Task statement: Repeat the lines of the listing below exactly, starting at the line that contains "Type out the text in this image." and running through the last line, both included, and only those.
/---
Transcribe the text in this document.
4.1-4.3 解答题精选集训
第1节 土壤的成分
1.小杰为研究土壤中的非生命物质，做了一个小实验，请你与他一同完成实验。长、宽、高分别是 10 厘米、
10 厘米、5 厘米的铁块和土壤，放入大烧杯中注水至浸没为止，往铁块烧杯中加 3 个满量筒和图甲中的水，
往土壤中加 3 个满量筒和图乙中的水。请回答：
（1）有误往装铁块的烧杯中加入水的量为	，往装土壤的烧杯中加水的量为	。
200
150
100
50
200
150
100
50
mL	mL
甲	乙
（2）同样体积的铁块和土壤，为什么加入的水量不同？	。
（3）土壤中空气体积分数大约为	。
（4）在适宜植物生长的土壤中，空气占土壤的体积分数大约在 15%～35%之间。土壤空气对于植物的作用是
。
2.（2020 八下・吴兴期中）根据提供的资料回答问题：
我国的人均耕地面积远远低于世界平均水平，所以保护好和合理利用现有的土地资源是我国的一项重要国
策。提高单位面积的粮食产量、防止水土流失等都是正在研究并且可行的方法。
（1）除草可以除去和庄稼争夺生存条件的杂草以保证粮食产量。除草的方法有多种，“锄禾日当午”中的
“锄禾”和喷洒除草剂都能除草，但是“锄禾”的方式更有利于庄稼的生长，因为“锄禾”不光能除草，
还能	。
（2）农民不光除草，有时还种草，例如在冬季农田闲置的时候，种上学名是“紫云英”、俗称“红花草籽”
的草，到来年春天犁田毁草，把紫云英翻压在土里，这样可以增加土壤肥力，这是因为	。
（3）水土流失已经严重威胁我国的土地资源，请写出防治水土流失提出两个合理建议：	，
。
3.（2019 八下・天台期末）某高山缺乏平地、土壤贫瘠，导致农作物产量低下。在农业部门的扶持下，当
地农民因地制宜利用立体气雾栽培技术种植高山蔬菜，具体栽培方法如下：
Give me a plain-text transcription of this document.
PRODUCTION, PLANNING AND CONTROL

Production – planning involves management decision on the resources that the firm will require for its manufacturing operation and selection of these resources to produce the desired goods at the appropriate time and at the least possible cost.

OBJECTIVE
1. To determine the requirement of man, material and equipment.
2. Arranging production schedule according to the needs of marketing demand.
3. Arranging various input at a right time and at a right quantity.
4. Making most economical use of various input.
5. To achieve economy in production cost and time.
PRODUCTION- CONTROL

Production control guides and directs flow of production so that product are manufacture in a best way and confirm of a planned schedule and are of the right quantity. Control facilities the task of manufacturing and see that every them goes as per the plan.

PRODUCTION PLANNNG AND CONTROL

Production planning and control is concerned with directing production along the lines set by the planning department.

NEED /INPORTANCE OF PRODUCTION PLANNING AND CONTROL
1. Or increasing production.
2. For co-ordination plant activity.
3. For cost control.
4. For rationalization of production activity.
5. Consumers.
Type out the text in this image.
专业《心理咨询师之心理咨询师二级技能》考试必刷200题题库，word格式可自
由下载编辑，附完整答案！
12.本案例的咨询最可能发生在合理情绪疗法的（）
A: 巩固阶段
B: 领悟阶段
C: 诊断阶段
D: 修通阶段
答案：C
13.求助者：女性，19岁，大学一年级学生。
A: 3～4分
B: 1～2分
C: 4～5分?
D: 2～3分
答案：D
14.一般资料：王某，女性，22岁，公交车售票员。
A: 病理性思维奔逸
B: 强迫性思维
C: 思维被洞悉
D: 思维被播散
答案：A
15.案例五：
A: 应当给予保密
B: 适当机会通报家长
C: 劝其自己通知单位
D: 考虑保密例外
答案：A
\---
Complete output:
Type out the text in this image.
专业《心理咨询师之心理咨询师二级技能》考试必刷200题题库，word格式可自
由下载编辑，附完整答案！
12.本案例的咨询最可能发生在合理情绪疗法的（）
A: 巩固阶段
B: 领悟阶段
C: 诊断阶段
D: 修通阶段
答案：C
13.求助者：女性，19岁，大学一年级学生。
A: 3～4分
B: 1～2分
C: 4～5分?
D: 2～3分
答案：D
14.一般资料：王某，女性，22岁，公交车售票员。
A: 病理性思维奔逸
B: 强迫性思维
C: 思维被洞悉
D: 思维被播散
答案：A
15.案例五：
A: 应当给予保密
B: 适当机会通报家长
C: 劝其自己通知单位
D: 考虑保密例外
答案：A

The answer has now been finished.